SET PROBLEM> From the entries provided below, copy each line that contains the word "What".

RECORDS SUPPLIED>
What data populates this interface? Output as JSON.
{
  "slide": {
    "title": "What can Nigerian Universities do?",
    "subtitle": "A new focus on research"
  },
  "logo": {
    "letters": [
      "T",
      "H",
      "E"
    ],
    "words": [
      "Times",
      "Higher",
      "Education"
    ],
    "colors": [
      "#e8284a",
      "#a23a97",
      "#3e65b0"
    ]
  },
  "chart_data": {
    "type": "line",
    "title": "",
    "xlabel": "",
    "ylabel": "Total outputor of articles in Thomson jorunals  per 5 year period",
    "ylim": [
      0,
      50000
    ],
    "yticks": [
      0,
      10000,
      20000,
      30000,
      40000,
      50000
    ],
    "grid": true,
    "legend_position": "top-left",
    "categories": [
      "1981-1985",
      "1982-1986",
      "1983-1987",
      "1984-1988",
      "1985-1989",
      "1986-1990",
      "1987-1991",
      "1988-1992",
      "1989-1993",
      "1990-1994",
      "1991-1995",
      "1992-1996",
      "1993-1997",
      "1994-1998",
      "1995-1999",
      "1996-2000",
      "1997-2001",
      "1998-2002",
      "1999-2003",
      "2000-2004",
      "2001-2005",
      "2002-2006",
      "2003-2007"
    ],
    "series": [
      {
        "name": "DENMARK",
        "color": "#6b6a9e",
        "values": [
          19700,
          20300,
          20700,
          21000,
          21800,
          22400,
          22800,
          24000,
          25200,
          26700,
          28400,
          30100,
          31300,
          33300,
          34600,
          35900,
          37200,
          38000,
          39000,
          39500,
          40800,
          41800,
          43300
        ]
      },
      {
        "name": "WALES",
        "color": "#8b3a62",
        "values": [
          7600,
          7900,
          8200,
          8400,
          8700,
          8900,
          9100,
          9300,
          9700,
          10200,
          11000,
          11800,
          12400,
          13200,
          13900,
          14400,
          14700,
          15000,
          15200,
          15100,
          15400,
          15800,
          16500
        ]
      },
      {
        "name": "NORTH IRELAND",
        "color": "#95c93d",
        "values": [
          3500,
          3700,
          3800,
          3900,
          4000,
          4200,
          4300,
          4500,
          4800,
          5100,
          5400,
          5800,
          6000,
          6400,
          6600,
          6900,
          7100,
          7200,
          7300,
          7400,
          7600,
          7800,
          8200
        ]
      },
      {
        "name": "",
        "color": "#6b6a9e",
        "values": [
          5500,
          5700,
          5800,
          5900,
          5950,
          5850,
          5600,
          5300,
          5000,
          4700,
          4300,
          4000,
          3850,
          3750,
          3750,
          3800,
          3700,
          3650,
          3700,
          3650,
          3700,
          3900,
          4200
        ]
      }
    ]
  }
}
--
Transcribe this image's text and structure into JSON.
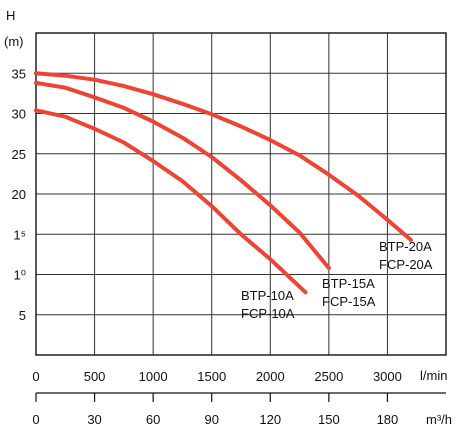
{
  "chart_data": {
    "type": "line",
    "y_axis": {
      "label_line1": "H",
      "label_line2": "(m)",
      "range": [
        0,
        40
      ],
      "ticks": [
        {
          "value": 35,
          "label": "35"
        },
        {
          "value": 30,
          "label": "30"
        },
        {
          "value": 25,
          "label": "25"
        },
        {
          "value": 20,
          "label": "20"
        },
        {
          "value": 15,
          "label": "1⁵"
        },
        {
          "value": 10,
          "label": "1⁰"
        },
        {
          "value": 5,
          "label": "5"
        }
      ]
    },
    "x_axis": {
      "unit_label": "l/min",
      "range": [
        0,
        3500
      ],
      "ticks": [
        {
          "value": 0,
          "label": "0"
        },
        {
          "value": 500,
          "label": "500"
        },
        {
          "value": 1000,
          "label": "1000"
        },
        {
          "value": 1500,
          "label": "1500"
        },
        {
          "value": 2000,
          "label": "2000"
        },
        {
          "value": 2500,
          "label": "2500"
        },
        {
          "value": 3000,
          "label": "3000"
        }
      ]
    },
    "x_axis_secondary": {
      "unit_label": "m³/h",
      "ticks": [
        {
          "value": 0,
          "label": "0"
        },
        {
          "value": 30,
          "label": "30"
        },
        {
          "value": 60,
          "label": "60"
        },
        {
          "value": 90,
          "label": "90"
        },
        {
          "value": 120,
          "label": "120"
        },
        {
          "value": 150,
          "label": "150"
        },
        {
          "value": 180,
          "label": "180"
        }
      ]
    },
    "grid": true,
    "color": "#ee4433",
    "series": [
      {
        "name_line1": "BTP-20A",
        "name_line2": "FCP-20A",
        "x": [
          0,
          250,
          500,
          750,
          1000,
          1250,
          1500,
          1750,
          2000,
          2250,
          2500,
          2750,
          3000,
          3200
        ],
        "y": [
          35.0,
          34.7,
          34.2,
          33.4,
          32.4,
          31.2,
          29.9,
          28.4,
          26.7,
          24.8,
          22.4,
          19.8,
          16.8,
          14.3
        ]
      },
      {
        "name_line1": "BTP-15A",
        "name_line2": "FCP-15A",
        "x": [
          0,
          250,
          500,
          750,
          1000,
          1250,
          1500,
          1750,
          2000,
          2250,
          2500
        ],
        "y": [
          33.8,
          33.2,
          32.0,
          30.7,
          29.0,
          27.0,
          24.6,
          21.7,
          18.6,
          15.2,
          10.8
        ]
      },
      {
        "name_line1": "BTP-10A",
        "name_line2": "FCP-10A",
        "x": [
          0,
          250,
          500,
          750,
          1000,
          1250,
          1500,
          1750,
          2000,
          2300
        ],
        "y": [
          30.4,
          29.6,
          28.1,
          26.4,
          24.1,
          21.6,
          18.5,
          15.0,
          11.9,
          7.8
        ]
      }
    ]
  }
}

THE RESPONSE>
What data populates this interface? Output as JSON.
    "title": "What can Nigerian Universities do?",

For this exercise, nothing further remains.